THE RECORDS:
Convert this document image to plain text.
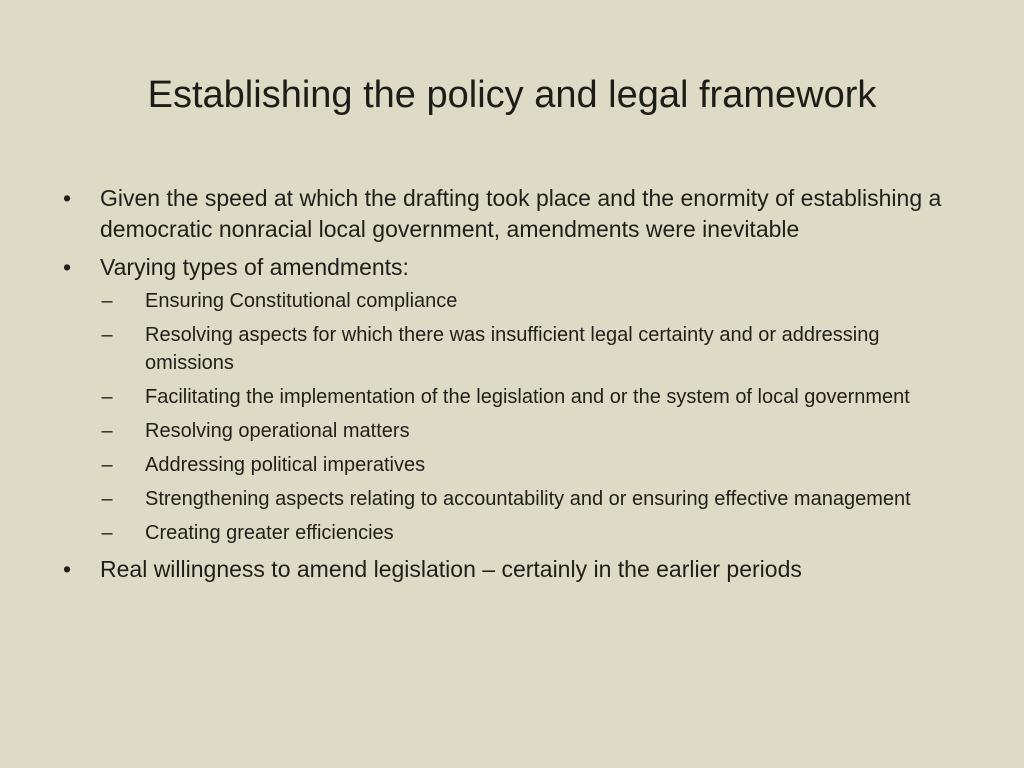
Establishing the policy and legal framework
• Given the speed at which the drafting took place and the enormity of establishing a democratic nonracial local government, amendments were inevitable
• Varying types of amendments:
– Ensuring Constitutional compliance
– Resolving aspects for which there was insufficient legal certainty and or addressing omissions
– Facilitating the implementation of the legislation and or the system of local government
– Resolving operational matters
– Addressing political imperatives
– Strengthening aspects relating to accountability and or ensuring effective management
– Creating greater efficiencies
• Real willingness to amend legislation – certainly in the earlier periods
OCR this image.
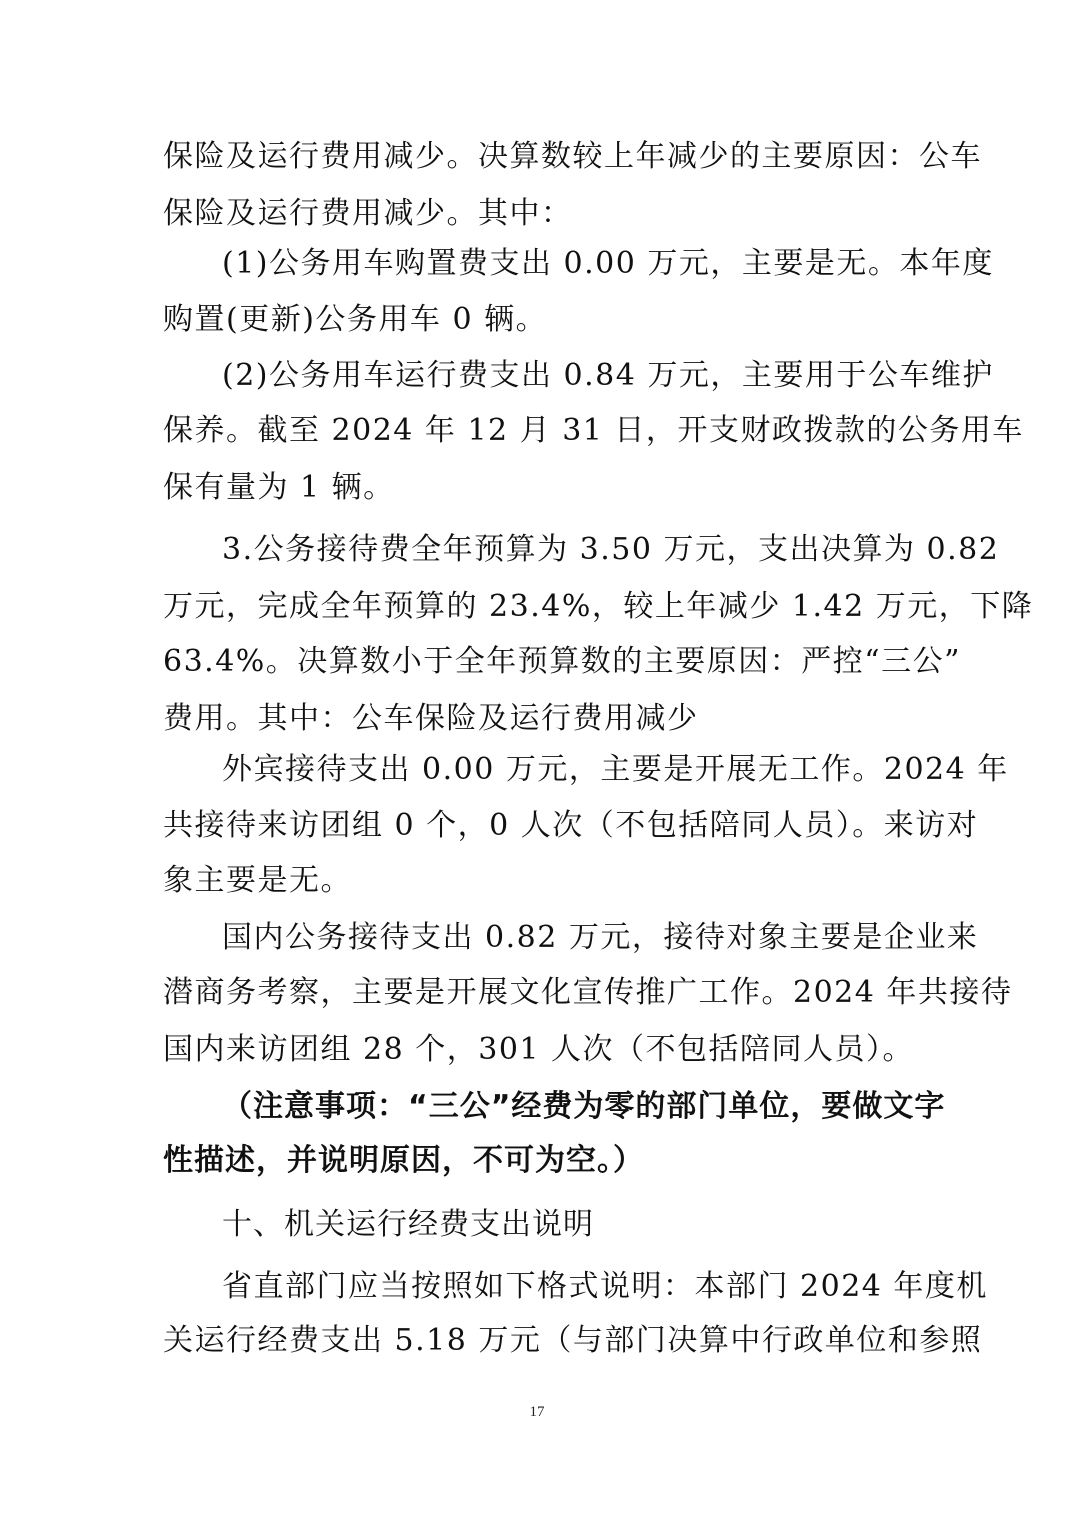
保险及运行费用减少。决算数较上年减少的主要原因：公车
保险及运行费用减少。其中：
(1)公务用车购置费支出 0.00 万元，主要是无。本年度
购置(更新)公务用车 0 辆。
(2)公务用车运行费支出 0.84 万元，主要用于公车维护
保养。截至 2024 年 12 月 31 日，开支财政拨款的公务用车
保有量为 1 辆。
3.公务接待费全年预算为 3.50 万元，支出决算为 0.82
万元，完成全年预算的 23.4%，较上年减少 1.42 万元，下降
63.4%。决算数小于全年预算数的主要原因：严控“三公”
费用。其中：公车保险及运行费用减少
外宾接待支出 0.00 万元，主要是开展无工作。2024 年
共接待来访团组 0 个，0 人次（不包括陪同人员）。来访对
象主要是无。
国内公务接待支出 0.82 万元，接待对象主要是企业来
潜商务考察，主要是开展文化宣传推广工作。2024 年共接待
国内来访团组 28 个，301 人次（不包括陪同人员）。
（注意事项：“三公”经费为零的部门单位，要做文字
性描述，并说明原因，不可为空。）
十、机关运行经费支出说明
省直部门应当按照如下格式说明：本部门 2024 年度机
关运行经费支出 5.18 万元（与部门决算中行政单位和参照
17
==
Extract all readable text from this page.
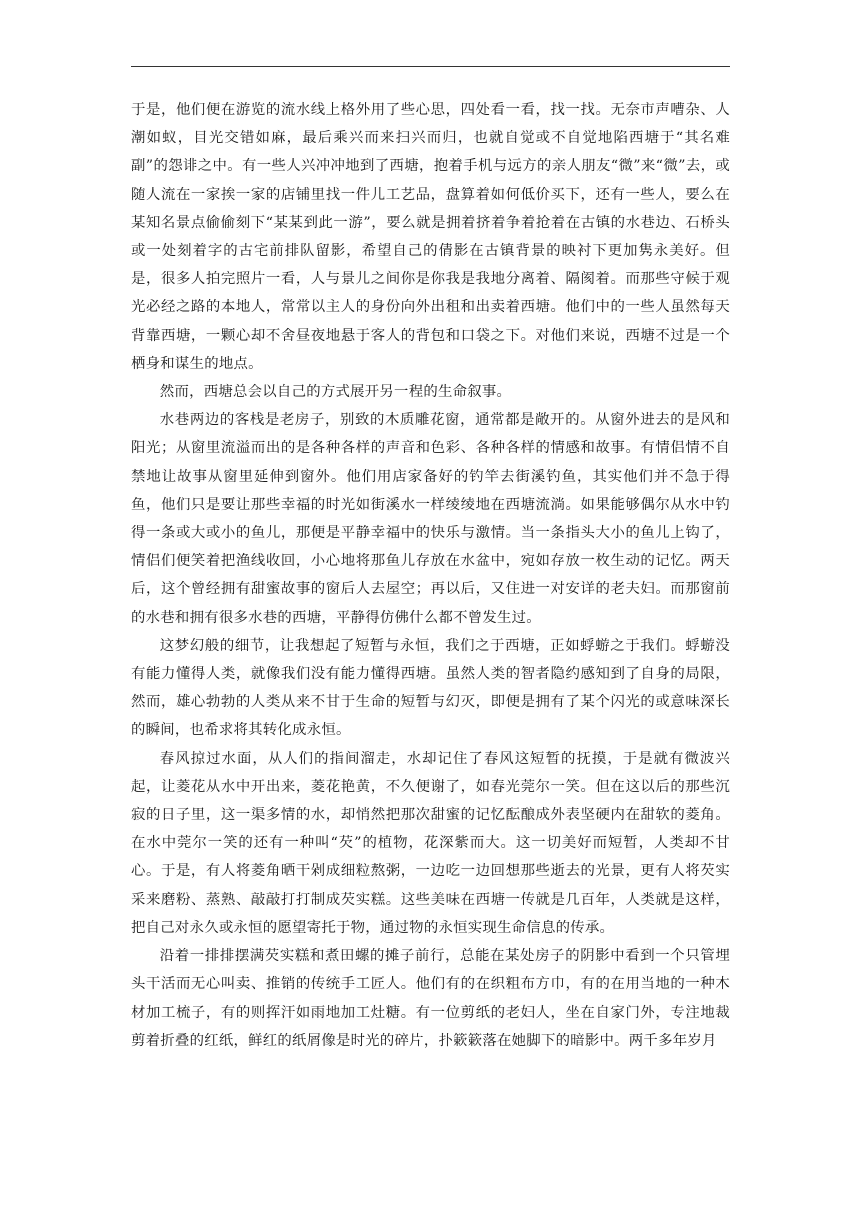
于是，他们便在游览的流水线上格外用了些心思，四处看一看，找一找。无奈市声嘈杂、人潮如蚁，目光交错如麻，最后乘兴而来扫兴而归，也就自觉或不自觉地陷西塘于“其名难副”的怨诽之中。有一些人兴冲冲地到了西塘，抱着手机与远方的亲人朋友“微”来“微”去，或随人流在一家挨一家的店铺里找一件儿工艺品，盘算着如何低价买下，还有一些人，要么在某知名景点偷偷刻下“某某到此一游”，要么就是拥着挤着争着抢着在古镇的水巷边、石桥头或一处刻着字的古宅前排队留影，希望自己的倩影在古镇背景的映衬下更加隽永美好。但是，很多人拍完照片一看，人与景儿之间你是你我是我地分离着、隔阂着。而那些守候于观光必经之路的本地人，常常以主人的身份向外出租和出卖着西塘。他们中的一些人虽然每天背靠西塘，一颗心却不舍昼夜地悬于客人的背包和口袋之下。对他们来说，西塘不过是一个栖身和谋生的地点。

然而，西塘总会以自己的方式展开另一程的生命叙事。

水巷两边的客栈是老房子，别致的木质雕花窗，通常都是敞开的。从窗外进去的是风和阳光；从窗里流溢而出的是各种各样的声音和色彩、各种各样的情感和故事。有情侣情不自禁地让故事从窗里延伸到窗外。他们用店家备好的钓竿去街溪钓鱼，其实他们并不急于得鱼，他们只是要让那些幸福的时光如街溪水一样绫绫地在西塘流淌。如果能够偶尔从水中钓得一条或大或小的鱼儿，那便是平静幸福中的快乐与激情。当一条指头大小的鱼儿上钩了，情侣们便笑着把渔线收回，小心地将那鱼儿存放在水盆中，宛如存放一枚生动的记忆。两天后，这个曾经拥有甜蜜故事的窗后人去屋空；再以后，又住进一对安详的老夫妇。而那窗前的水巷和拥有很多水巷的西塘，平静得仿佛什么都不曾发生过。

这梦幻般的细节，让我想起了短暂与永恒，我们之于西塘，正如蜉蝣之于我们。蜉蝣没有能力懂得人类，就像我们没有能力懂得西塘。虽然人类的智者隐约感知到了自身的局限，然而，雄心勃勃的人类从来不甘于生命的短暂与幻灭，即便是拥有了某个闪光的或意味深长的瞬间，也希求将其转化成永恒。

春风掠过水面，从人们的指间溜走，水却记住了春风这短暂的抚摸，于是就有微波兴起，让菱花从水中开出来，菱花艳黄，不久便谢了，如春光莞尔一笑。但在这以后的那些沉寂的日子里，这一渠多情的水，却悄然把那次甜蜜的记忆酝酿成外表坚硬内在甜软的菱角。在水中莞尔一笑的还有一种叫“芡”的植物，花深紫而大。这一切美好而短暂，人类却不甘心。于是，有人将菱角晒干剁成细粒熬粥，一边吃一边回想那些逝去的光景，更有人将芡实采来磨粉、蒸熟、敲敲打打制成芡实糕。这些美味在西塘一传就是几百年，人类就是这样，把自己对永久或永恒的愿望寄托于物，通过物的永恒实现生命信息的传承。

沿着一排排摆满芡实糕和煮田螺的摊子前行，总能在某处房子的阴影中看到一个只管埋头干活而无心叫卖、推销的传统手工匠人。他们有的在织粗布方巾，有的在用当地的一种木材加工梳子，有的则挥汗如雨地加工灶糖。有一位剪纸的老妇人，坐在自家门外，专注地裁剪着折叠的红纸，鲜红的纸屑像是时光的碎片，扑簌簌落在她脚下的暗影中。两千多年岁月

DIRECTIONS: Locate each line containing the string "which" and show it.

FINISHED TASK:
• Given the speed at which the drafting took place and the enormity of establishing a democratic nonracial local government, amendments were inevitable
– Resolving aspects for which there was insufficient legal certainty and or addressing omissions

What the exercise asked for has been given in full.